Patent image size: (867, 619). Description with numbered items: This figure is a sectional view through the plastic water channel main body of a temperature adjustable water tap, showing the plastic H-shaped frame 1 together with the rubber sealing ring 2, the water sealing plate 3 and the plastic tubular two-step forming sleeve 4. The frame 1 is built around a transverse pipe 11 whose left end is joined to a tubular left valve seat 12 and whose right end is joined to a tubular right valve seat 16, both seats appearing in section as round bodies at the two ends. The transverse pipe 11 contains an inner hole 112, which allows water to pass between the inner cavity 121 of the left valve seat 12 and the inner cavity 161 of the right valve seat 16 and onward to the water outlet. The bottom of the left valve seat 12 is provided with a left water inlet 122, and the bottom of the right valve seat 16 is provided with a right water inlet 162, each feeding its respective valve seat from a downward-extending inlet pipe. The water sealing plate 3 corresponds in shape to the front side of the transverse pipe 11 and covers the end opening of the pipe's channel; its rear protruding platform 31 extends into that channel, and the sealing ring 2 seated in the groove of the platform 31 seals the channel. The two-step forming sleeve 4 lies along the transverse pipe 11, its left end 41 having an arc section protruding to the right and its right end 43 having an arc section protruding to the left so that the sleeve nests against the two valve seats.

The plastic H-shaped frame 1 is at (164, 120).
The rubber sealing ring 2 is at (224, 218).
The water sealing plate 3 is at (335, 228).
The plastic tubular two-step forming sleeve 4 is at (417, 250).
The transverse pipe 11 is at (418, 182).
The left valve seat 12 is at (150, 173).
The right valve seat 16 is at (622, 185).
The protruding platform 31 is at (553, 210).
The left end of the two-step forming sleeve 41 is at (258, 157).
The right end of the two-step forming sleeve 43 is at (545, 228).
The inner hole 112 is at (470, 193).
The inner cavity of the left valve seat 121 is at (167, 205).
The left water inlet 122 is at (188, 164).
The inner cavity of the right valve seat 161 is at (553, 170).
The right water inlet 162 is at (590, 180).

-=-=-

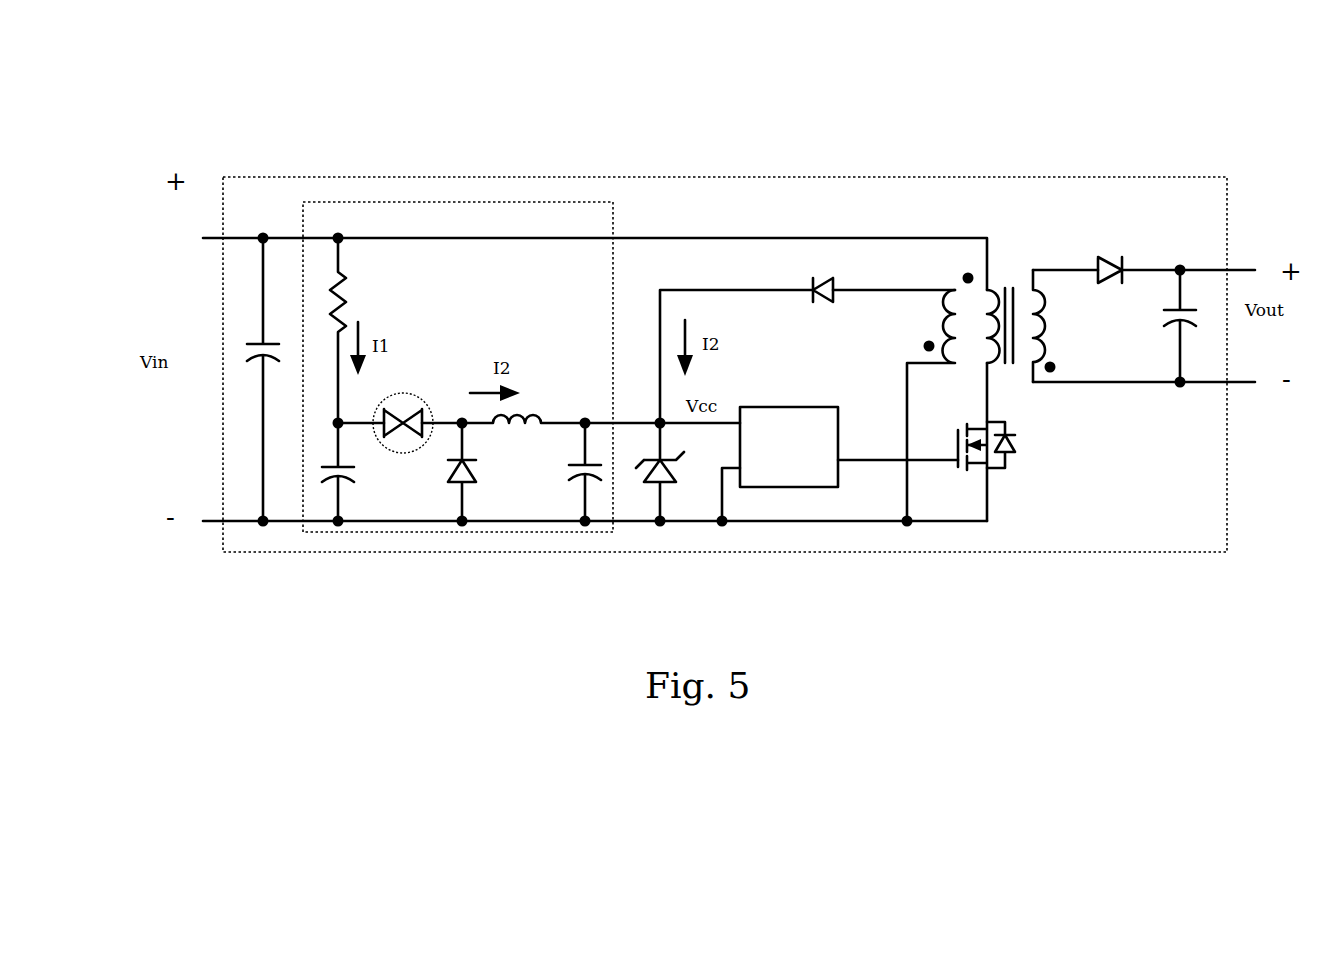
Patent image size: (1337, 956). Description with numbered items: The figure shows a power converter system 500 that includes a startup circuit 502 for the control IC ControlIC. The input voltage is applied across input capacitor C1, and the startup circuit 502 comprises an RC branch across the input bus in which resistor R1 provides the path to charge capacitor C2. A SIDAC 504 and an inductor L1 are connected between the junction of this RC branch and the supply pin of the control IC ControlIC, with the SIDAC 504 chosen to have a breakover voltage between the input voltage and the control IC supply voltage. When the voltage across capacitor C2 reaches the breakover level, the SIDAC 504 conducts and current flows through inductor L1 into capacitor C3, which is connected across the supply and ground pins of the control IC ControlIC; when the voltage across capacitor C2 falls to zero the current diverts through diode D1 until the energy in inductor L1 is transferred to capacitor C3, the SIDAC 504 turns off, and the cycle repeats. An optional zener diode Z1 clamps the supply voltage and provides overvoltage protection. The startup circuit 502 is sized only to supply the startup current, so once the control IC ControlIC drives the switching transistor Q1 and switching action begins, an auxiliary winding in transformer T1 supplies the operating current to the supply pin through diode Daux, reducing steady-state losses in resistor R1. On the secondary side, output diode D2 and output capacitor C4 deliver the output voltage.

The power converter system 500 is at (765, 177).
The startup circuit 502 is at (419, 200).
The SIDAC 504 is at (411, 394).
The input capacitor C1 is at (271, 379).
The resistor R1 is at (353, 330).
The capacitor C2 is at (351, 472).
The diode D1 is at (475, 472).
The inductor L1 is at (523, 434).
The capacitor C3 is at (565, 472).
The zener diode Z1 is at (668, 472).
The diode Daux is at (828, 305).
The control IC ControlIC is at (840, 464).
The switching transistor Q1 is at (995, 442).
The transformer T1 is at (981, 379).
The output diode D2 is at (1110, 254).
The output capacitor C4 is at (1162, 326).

-=-=-

### The request
Rewrite everything from the line containing "Patent image size: (867, 619)." down to the line containing "The inner cavity of the left", changing "water tap" to "faucet" and leaving all else as it stands.

### Written response
Patent image size: (867, 619). Description with numbered items: This figure is a sectional view through the plastic water channel main body of a temperature adjustable faucet, showing the plastic H-shaped frame 1 together with the rubber sealing ring 2, the water sealing plate 3 and the plastic tubular two-step forming sleeve 4. The frame 1 is built around a transverse pipe 11 whose left end is joined to a tubular left valve seat 12 and whose right end is joined to a tubular right valve seat 16, both seats appearing in section as round bodies at the two ends. The transverse pipe 11 contains an inner hole 112, which allows water to pass between the inner cavity 121 of the left valve seat 12 and the inner cavity 161 of the right valve seat 16 and onward to the water outlet. The bottom of the left valve seat 12 is provided with a left water inlet 122, and the bottom of the right valve seat 16 is provided with a right water inlet 162, each feeding its respective valve seat from a downward-extending inlet pipe. The water sealing plate 3 corresponds in shape to the front side of the transverse pipe 11 and covers the end opening of the pipe's channel; its rear protruding platform 31 extends into that channel, and the sealing ring 2 seated in the groove of the platform 31 seals the channel. The two-step forming sleeve 4 lies along the transverse pipe 11, its left end 41 having an arc section protruding to the right and its right end 43 having an arc section protruding to the left so that the sleeve nests against the two valve seats.

The plastic H-shaped frame 1 is at (164, 120).
The rubber sealing ring 2 is at (224, 218).
The water sealing plate 3 is at (335, 228).
The plastic tubular two-step forming sleeve 4 is at (417, 250).
The transverse pipe 11 is at (418, 182).
The left valve seat 12 is at (150, 173).
The right valve seat 16 is at (622, 185).
The protruding platform 31 is at (553, 210).
The left end of the two-step forming sleeve 41 is at (258, 157).
The right end of the two-step forming sleeve 43 is at (545, 228).
The inner hole 112 is at (470, 193).
The inner cavity of the left valve seat 121 is at (167, 205).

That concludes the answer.